PASSAGE:
Re: Possible 2.36.0 regression with CoGbkResult

Claire McGinty Mon, 28 Mar 2022 12:16:26 -0700

This is a little late, but I wanted to add that I tried re-running one of
our failing pipelines with the latest Beam snapshot
<https://repository.apache.org/content/repositories/snapshots/org/apache/beam/beam-runners-google-cloud-dataflow-java/2.39.0-SNAPSHOT/>
and
it looks like Robert's PR solved the issue for us! Thanks for your help. Do
you know when Beam 2.38.0 is expected to be released?


- Claire

On Thu, Mar 24, 2022 at 8:31 PM Robert Bradshaw <[email protected]> wrote:

> Excellent. Yes, that could totally explain why this was
> runner-dependent. I'll try to get this into 2.38.
>
> On Thu, Mar 24, 2022 at 5:23 PM Steve Niemitz <[email protected]> wrote:
> >
> > That fixed it.  I assume the issue is that the `assert` isn't run in
> dataflow v1 (because asserts are disabled?), so maybeAdvance() is never
> called, but should be?

TASK GOAL: In the mailing-list thread, which Beam release does Robert say he will try to get the fix into?

DATA EXCERPT:

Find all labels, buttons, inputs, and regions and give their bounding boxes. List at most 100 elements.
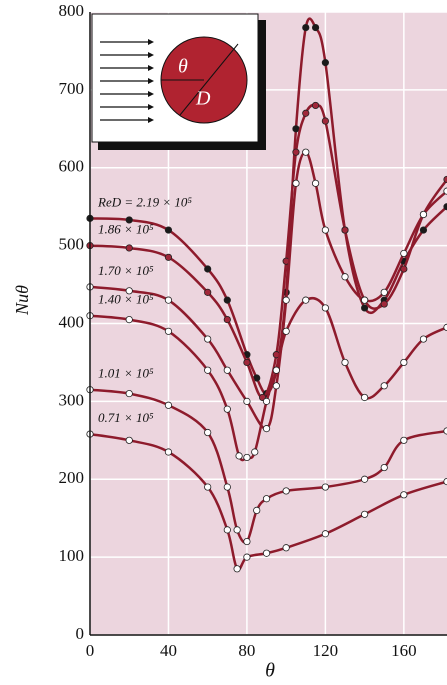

CORRECT OUTPUT: Beam 2.38.